* begin Stored data *
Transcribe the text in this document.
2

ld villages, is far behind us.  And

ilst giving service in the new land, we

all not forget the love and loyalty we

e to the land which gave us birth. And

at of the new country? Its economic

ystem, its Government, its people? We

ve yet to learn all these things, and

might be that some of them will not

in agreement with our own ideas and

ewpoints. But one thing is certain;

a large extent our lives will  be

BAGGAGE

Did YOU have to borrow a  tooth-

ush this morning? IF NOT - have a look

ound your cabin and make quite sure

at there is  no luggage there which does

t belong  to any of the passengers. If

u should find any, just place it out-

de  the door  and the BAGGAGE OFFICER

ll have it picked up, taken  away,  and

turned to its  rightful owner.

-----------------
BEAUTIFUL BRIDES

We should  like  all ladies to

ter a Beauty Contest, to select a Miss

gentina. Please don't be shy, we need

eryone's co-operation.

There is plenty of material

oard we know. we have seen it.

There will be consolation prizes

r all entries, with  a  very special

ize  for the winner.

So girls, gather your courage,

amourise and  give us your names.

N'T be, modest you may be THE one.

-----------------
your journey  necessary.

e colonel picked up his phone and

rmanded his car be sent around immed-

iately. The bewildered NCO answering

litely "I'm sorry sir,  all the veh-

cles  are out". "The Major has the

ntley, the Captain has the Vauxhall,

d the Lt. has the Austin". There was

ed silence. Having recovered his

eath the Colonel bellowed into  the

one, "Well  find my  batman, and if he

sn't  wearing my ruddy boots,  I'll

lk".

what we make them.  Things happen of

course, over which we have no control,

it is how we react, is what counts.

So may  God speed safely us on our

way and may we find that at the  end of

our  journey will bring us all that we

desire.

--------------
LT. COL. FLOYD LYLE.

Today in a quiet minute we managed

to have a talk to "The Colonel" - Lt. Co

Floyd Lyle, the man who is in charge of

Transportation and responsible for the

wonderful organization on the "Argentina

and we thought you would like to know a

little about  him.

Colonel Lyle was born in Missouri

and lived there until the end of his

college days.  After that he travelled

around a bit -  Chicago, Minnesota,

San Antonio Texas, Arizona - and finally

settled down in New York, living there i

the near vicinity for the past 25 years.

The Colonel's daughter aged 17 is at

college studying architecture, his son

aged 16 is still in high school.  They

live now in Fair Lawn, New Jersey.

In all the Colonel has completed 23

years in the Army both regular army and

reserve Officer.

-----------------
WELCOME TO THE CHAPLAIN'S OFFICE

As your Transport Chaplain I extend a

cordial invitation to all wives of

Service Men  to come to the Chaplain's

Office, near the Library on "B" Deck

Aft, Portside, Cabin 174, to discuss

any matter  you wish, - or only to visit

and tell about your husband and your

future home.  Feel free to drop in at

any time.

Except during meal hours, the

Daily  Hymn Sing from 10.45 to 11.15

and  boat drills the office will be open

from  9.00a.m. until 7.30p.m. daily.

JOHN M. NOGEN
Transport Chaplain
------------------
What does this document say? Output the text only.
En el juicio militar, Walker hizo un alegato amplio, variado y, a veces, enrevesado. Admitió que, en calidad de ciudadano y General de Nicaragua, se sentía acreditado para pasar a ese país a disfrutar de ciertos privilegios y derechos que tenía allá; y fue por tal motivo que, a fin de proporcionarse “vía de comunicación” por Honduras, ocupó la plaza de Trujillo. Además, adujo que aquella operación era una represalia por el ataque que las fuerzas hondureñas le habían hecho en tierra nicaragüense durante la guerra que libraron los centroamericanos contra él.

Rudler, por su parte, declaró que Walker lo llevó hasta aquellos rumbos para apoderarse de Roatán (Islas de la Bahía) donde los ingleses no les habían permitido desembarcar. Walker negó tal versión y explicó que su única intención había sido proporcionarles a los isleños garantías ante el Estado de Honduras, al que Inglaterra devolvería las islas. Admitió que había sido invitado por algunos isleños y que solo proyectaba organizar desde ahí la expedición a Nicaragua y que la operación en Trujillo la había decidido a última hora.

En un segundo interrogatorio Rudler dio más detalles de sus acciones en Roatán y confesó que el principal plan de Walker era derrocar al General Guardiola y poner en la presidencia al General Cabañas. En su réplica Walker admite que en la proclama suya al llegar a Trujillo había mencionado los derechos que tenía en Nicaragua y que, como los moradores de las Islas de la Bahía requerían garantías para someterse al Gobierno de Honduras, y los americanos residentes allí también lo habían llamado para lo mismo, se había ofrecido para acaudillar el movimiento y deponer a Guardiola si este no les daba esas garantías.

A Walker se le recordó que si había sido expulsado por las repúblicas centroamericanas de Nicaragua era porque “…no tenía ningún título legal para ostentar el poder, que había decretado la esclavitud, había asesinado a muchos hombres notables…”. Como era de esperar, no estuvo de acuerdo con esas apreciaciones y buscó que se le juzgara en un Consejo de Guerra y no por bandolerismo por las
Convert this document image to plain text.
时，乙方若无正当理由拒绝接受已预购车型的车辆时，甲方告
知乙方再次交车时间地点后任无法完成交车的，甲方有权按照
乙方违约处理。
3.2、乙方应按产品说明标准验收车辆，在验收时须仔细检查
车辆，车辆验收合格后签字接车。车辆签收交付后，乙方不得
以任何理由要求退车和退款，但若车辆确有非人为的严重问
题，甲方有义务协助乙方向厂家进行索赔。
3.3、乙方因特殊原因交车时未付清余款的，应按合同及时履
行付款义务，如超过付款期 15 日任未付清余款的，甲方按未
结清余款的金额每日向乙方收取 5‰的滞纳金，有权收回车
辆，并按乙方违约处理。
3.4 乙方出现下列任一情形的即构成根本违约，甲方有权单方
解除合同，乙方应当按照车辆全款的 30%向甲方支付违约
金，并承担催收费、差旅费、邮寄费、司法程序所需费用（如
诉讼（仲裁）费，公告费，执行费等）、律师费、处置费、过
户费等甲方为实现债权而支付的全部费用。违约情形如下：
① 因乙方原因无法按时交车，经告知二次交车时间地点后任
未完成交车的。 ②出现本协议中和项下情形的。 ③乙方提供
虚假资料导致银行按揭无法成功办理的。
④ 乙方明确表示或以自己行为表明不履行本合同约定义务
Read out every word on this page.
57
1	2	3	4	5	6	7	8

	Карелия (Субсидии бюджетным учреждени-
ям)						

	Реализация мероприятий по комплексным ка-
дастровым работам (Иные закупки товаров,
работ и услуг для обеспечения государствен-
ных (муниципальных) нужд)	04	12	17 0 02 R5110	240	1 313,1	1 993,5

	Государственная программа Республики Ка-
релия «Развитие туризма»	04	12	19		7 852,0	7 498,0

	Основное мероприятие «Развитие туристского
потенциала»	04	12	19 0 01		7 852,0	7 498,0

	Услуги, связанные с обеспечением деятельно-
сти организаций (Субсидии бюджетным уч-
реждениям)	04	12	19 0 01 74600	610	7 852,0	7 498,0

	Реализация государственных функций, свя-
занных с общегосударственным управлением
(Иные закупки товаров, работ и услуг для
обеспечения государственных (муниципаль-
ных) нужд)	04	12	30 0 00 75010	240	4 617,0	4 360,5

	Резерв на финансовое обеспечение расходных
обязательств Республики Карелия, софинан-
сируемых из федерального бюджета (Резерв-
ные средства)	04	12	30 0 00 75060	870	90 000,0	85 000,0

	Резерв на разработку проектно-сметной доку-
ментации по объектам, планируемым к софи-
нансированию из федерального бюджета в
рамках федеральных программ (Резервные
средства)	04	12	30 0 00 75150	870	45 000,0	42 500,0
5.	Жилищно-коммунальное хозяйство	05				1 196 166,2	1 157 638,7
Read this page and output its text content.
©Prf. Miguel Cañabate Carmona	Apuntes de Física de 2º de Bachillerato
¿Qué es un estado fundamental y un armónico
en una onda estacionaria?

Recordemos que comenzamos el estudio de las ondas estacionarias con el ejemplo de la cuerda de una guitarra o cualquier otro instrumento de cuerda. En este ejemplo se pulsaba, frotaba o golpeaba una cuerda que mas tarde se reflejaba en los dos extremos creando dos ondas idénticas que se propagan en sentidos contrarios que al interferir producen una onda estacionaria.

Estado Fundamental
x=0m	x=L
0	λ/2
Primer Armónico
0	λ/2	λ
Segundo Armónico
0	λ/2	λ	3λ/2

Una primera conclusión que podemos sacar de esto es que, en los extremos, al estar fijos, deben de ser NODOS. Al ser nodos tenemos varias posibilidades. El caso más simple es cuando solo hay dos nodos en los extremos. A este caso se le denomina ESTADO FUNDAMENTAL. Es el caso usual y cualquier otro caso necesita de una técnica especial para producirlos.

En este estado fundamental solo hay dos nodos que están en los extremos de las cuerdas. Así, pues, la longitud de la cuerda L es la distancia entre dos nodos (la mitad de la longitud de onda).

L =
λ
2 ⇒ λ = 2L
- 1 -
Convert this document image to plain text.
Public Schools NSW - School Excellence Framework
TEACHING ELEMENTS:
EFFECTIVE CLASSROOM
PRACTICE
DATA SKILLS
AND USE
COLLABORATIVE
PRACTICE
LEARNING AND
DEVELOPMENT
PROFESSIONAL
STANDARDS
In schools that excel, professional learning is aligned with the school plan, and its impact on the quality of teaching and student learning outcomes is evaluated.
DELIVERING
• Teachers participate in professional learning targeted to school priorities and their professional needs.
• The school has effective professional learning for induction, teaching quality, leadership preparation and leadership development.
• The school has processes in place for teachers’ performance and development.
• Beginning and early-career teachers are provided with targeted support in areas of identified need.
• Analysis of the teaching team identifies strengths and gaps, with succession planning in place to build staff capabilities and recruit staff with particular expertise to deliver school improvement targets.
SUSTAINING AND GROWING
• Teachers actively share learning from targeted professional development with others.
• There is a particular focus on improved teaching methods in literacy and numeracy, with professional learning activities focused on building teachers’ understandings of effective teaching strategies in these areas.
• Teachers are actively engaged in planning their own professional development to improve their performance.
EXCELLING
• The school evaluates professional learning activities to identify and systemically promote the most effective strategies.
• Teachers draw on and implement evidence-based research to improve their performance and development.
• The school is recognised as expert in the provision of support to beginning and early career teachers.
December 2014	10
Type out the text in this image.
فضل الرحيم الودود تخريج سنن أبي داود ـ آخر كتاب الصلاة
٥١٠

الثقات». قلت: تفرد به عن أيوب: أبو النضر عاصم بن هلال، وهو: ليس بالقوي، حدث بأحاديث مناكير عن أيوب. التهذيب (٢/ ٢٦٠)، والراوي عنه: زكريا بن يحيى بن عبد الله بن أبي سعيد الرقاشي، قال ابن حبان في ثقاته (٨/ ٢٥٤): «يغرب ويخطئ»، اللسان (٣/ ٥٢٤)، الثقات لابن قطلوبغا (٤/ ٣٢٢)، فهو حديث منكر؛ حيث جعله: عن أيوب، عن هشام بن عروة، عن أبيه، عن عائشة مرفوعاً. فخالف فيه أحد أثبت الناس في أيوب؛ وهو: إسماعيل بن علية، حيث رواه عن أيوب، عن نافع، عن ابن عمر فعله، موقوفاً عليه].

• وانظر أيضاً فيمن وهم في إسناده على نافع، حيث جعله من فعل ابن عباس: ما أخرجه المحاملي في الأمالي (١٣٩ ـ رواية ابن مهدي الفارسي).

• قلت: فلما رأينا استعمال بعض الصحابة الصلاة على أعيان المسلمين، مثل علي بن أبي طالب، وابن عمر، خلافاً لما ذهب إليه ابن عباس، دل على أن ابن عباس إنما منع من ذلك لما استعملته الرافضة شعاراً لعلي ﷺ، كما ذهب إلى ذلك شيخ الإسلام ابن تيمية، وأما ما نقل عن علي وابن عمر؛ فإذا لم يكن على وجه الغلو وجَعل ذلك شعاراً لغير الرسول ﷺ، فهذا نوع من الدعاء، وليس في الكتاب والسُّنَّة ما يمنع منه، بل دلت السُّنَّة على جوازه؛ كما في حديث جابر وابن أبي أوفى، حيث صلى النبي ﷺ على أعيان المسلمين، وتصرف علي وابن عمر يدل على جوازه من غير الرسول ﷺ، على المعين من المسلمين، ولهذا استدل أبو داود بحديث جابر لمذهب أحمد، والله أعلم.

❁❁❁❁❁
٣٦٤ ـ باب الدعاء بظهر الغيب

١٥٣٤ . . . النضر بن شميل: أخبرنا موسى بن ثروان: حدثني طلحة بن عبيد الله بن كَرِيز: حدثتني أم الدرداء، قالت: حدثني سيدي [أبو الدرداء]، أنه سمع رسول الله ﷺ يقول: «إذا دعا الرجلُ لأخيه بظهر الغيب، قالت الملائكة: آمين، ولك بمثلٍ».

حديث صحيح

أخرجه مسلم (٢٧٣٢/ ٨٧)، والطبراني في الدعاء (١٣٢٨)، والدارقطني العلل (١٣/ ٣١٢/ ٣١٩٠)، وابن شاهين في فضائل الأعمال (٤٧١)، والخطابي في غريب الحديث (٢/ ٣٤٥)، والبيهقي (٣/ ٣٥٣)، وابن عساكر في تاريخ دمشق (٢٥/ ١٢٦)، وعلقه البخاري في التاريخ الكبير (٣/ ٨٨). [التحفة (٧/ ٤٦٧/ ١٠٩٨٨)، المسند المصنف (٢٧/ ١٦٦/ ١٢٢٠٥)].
* end Stored data *
> **What needs to be done**
Check each line of the records for the word "around" and extract those that contain it.

> **Completed exercise**
rmanded his car be sent around immed-
around a bit -  Chicago, Minnesota,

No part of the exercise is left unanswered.